**What needs to be done**
Copy the entries below word for word, starting at the very first line and ending at the line that contains "Detect and localize". Leave the pictures out of your copy.

**Dataset extract**

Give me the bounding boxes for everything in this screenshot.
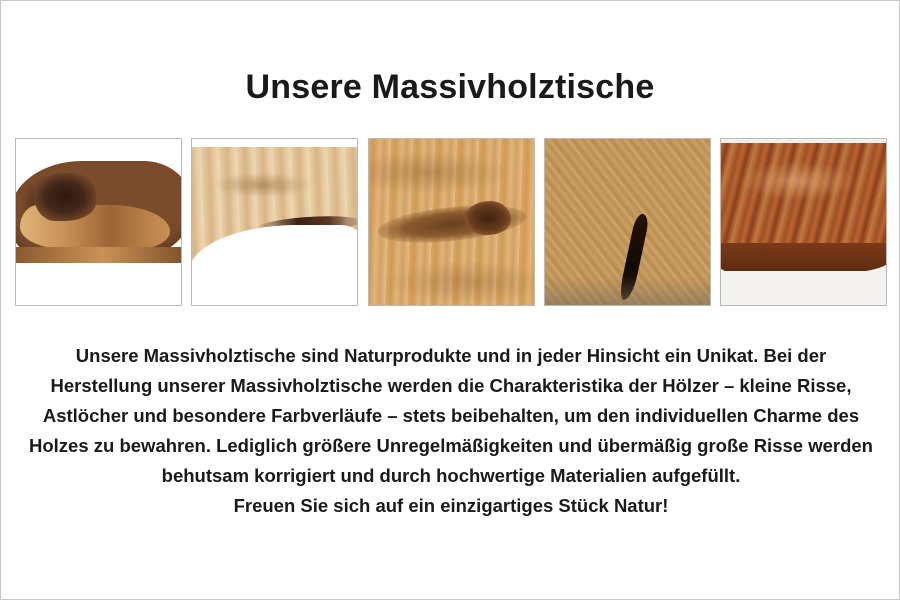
wood-photo-1-image — [16, 139, 181, 305]
wood-photo-4 — [544, 138, 711, 306]
body-paragraph-1: Unsere Massivholztische sind Naturprodukte und in jeder Hinsicht ein Unikat. Bei der Herstellung unserer Massivholztische werden die Charakteristika der Hölzer – kleine Risse, Astlöcher und besondere Farbverläufe – stets beibehalten, um den individuellen Charme des Holzes zu bewahren. Lediglich größere Unregelmäßigkeiten und übermäßig große Risse werden behutsam korrigiert und durch hochwertige Materialien aufgefüllt. — [29, 345, 873, 486]
wood-photo-1 — [15, 138, 182, 306]
wood-photo-2 — [191, 138, 358, 306]
table-shadow — [545, 277, 710, 305]
wood-grain-shape — [202, 155, 352, 215]
wood-photo-5-image — [721, 139, 886, 305]
body-paragraph-2: Freuen Sie sich auf ein einzigartiges Stück Natur! — [233, 494, 669, 516]
wood-photo-2-image — [192, 139, 357, 305]
wood-knot-shape — [34, 173, 96, 221]
wood-knot-shape — [465, 201, 511, 235]
photo-background-strip — [721, 271, 886, 305]
image-gallery — [15, 138, 887, 306]
body-copy — [29, 341, 873, 521]
wood-live-edge-shape — [721, 243, 886, 273]
wood-photo-5 — [720, 138, 887, 306]
wood-photo-4-image — [545, 139, 710, 305]
wood-photo-3 — [368, 138, 535, 306]
wood-highlight-shape — [731, 149, 881, 229]
wood-photo-3-image — [369, 139, 534, 305]
wood-edge-band — [16, 247, 181, 263]
page-title: Unsere Massivholztische — [245, 68, 655, 106]
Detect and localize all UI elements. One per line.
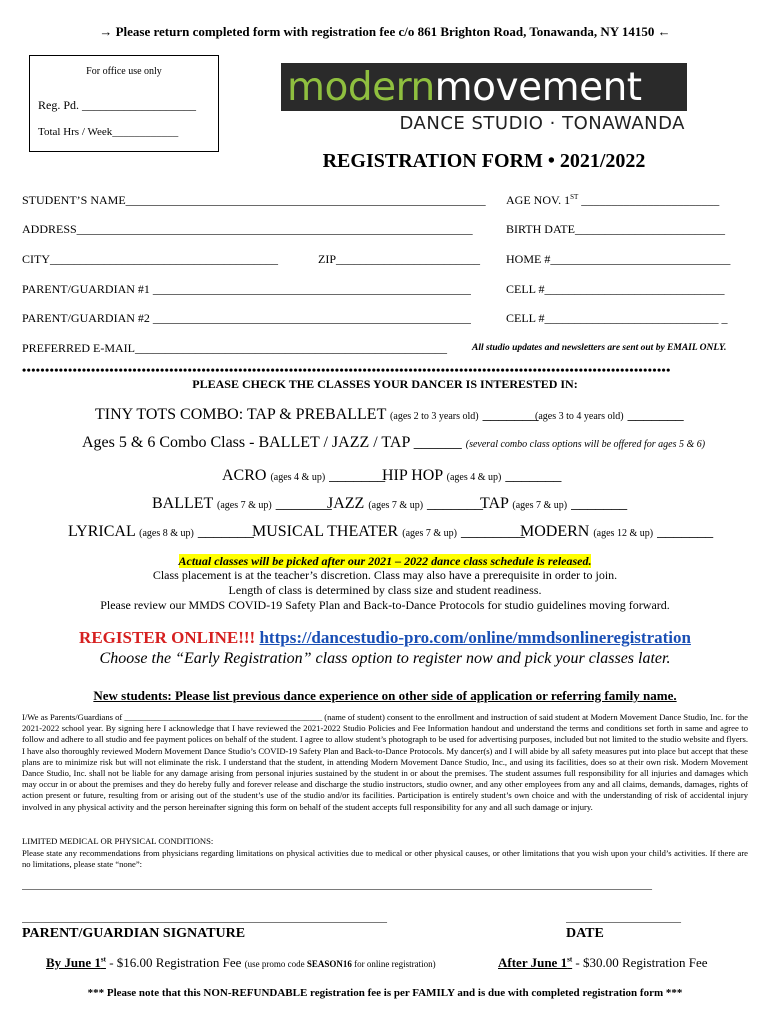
lyrical-age: (ages 8 & up) xyxy=(139,528,194,539)
address-field[interactable]: ADDRESS__________________________________________________________________ xyxy=(22,222,473,236)
late-fee-sup: st xyxy=(567,955,573,964)
age-label: AGE NOV. 1 xyxy=(506,193,571,207)
promo-code: SEASON16 xyxy=(306,959,352,969)
tap-option[interactable] xyxy=(480,495,627,513)
signature-line[interactable]: _________________________________________________________________________ xyxy=(22,913,387,924)
tiny-tots-age-a: (ages 2 to 3 years old) xyxy=(390,411,479,422)
medical-title: LIMITED MEDICAL OR PHYSICAL CONDITIONS: xyxy=(22,836,214,846)
covid-note: Please review our MMDS COVID-19 Safety Plan and Back-to-Dance Protocols for studio guidelines moving forward. xyxy=(100,598,670,612)
zip-field[interactable]: ZIP________________________ xyxy=(318,252,480,266)
jazz-age: (ages 7 & up) xyxy=(368,500,424,511)
date-label: DATE xyxy=(566,926,604,941)
hiphop-label: HIP HOP xyxy=(382,467,443,484)
home-phone-field[interactable]: HOME #______________________________ xyxy=(506,252,731,266)
registration-link[interactable]: https://dancestudio-pro.com/online/mmdsonlineregistration xyxy=(259,628,691,647)
promo-note-b: for online registration) xyxy=(351,959,436,969)
logo-word-movement: movement xyxy=(434,65,642,110)
tiny-tots-line-b: _______ xyxy=(623,406,684,423)
parent1-field[interactable]: PARENT/GUARDIAN #1 _____________________________________________________ xyxy=(22,282,471,296)
logo-subtitle: DANCE STUDIO · TONAWANDA xyxy=(399,113,685,134)
lyrical-option[interactable] xyxy=(68,523,254,541)
musical-theater-age: (ages 7 & up) xyxy=(402,528,457,539)
register-online-label: REGISTER ONLINE!!! xyxy=(79,628,256,647)
date-line[interactable]: _______________________ xyxy=(566,913,681,924)
ballet-label: BALLET xyxy=(152,495,214,512)
modern-age: (ages 12 & up) xyxy=(593,528,654,539)
reg-pd-field: Reg. Pd. ___________________ xyxy=(38,98,197,112)
email-field[interactable]: PREFERRED E-MAIL____________________________________________________ xyxy=(22,341,448,355)
register-online xyxy=(0,628,770,648)
city-field[interactable]: CITY______________________________________ xyxy=(22,252,278,266)
early-fee-sup: st xyxy=(100,955,106,964)
tiny-tots-line-a: _______ xyxy=(478,406,539,423)
age-line: _______________________ xyxy=(578,193,720,207)
birth-date-field[interactable]: BIRTH DATE_________________________ xyxy=(506,222,725,236)
acro-option[interactable] xyxy=(222,467,385,485)
modern-line: _______ xyxy=(653,523,714,540)
modern-label: MODERN xyxy=(520,523,590,540)
jazz-label: JAZZ xyxy=(327,495,365,512)
combo-class-label: Ages 5 & 6 Combo Class - BALLET / JAZZ / TAP ______ xyxy=(82,434,462,451)
early-fee-label xyxy=(46,955,106,970)
jazz-option[interactable] xyxy=(327,495,483,513)
nonrefundable-note: *** Please note that this NON-REFUNDABLE registration fee is per FAMILY and is due with completed registration form *** xyxy=(87,987,683,999)
musical-theater-line: ________ xyxy=(456,523,525,540)
medical-answer-line[interactable]: ______________________________________________________________________________________________________________________________ xyxy=(22,880,652,891)
student-name-field[interactable]: STUDENT’S NAME____________________________________________________________ xyxy=(22,193,486,207)
tiny-tots-age-b: (ages 3 to 4 years old) xyxy=(535,411,624,422)
lyrical-line: _______ xyxy=(193,523,254,540)
medical-instructions: Please state any recommendations from physicians regarding limitations on physical activities due to medical or other physical causes, or other limitations that you wish upon your child’s activities. If there are no limitations, please state “none”: xyxy=(22,848,748,870)
ballet-option[interactable] xyxy=(152,495,332,513)
parent2-field[interactable]: PARENT/GUARDIAN #2 _____________________________________________________ xyxy=(22,311,471,325)
musical-theater-option[interactable] xyxy=(252,523,525,541)
early-fee-text: - $16.00 Registration Fee xyxy=(105,955,242,970)
schedule-notice-text: Actual classes will be picked after our 2021 – 2022 dance class schedule is released. xyxy=(178,554,592,568)
dotted-divider: ••••••••••••••••••••••••••••••••••••••••••••••••••••••••••••••••••••••••••••••••••••••••••••••••••••••••••••••••••••••••••••••••••••••••••••• xyxy=(22,363,671,377)
acro-age: (ages 4 & up) xyxy=(270,472,326,483)
studio-logo xyxy=(281,63,687,139)
office-use-box xyxy=(29,55,219,152)
promo-note-a: (use promo code xyxy=(244,959,307,969)
hiphop-line: _______ xyxy=(501,467,562,484)
return-instructions: → Please return completed form with registration fee c/o 861 Brighton Road, Tonawanda, NY 14150 ← xyxy=(99,24,671,39)
early-fee xyxy=(46,955,436,971)
classes-heading: PLEASE CHECK THE CLASSES YOUR DANCER IS INTERESTED IN: xyxy=(192,377,578,391)
tiny-tots-option-b[interactable] xyxy=(535,406,684,424)
hiphop-option[interactable] xyxy=(382,467,561,485)
form-title: REGISTRATION FORM • 2021/2022 xyxy=(322,150,646,172)
late-fee-text: - $30.00 Registration Fee xyxy=(572,955,708,970)
age-sup: ST xyxy=(570,193,579,201)
lyrical-label: LYRICAL xyxy=(68,523,136,540)
jazz-line: _______ xyxy=(423,495,484,512)
age-field[interactable] xyxy=(506,193,719,208)
early-registration-note: Choose the “Early Registration” class option to register now and pick your classes later. xyxy=(99,650,671,667)
modern-option[interactable] xyxy=(520,523,713,541)
logo-wordmark xyxy=(287,65,642,110)
promo-note xyxy=(245,959,436,969)
tiny-tots-label: TINY TOTS COMBO: TAP & PREBALLET xyxy=(95,406,387,423)
combo-class-option[interactable] xyxy=(82,434,705,452)
signature-label: PARENT/GUARDIAN SIGNATURE xyxy=(22,926,246,941)
tap-age: (ages 7 & up) xyxy=(512,500,568,511)
ballet-line: _______ xyxy=(271,495,332,512)
tap-line: _______ xyxy=(567,495,628,512)
total-hrs-field: Total Hrs / Week____________ xyxy=(38,126,179,138)
cell1-field[interactable]: CELL #______________________________ xyxy=(506,282,725,296)
musical-theater-label: MUSICAL THEATER xyxy=(252,523,399,540)
tiny-tots-option[interactable] xyxy=(95,406,539,424)
acro-line: _______ xyxy=(325,467,386,484)
logo-word-modern: modern xyxy=(287,65,435,110)
ballet-age: (ages 7 & up) xyxy=(217,500,272,511)
acro-label: ACRO xyxy=(222,467,267,484)
consent-text: I/We as Parents/Guardians of ______________________________________________ (name of student) consent to the enrollment and instruction of said student at Modern Movement Dance Studio, Inc. for the 2021-2022 school year. By signing here I acknowledge that I have reviewed the 2021-2022 Studio Policies and Fee Information handout and understand the terms and conditions set forth in same and agree to follow and adhere to all studio and fee payment polices on behalf of the student. I agree to allow student’s photograph to be used for advertising purposes, included but not limited to the studio website and flyers. I have also thoroughly reviewed Modern Movement Dance Studio’s COVID-19 Safety Plan and Back-to-Dance Protocols. My dancer(s) and I will abide by all safety measures put into place but accept that these plans are to minimize risk but will not eliminate the risk. I understand that the student, in attending Modern Movement Dance Studio, Inc., and using its facilities, does so at their own risk. Modern Movement Dance Studio, Inc. shall not be liable for any damage arising from personal injuries sustained by the student in or about the premises. The student assumes full responsibility for all injuries and damages which may occur in or about the premises and they do hereby fully and forever release and discharge the studio instructors, studio owner, and any other employees from any and all claims, demands, damages, rights of action present or future, resulting from or arising out of the student’s use of the studio and/or its facilities. Participation is entirely student’s own choice and with the understanding of risk of accidental injury involved in any physical activity and the person hereinafter signing this form on behalf of the student accepts full responsibility for any and all such damage or injury. xyxy=(22,712,748,812)
email-note: All studio updates and newsletters are sent out by EMAIL ONLY. xyxy=(472,343,727,353)
late-fee-label xyxy=(498,955,572,970)
cell2-field[interactable]: CELL #_____________________________ _ xyxy=(506,311,728,325)
late-fee xyxy=(498,955,708,971)
new-students-note: New students: Please list previous dance experience on other side of application or referring family name. xyxy=(93,688,677,703)
tap-label: TAP xyxy=(480,495,509,512)
placement-note: Class placement is at the teacher’s discretion. Class may also have a prerequisite in order to join. xyxy=(152,568,618,582)
combo-class-note: (several combo class options will be offered for ages 5 & 6) xyxy=(465,439,706,450)
late-fee-label-text: After June 1 xyxy=(498,955,568,970)
early-fee-label-text: By June 1 xyxy=(46,955,101,970)
length-note: Length of class is determined by class size and student readiness. xyxy=(228,583,542,597)
office-use-title: For office use only xyxy=(86,66,162,77)
hiphop-age: (ages 4 & up) xyxy=(446,472,502,483)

**Exercise answer**
Give me the bounding boxes for everything in this screenshot.
wood-photo-1-image — [16, 139, 181, 305]
wood-photo-4 — [544, 138, 711, 306]
body-paragraph-1: Unsere Massivholztische sind Naturprodukte und in jeder Hinsicht ein Unikat. Bei der Herstellung unserer Massivholztische werden die Charakteristika der Hölzer – kleine Risse, Astlöcher und besondere Farbverläufe – stets beibehalten, um den individuellen Charme des Holzes zu bewahren. Lediglich größere Unregelmäßigkeiten und übermäßig große Risse werden behutsam korrigiert und durch hochwertige Materialien aufgefüllt. — [29, 345, 873, 486]
wood-photo-1 — [15, 138, 182, 306]
wood-photo-2 — [191, 138, 358, 306]
table-shadow — [545, 277, 710, 305]
wood-grain-shape — [202, 155, 352, 215]
wood-photo-5-image — [721, 139, 886, 305]
body-paragraph-2: Freuen Sie sich auf ein einzigartiges Stück Natur! — [233, 494, 669, 516]
wood-photo-2-image — [192, 139, 357, 305]
wood-knot-shape — [34, 173, 96, 221]
wood-knot-shape — [465, 201, 511, 235]
photo-background-strip — [721, 271, 886, 305]
image-gallery — [15, 138, 887, 306]
body-copy — [29, 341, 873, 521]
wood-live-edge-shape — [721, 243, 886, 273]
wood-photo-5 — [720, 138, 887, 306]
wood-photo-4-image — [545, 139, 710, 305]
wood-photo-3 — [368, 138, 535, 306]
wood-highlight-shape — [731, 149, 881, 229]
wood-photo-3-image — [369, 139, 534, 305]
wood-edge-band — [16, 247, 181, 263]
page-title: Unsere Massivholztische — [245, 68, 655, 106]
Detect and localize all UI elements. One per line.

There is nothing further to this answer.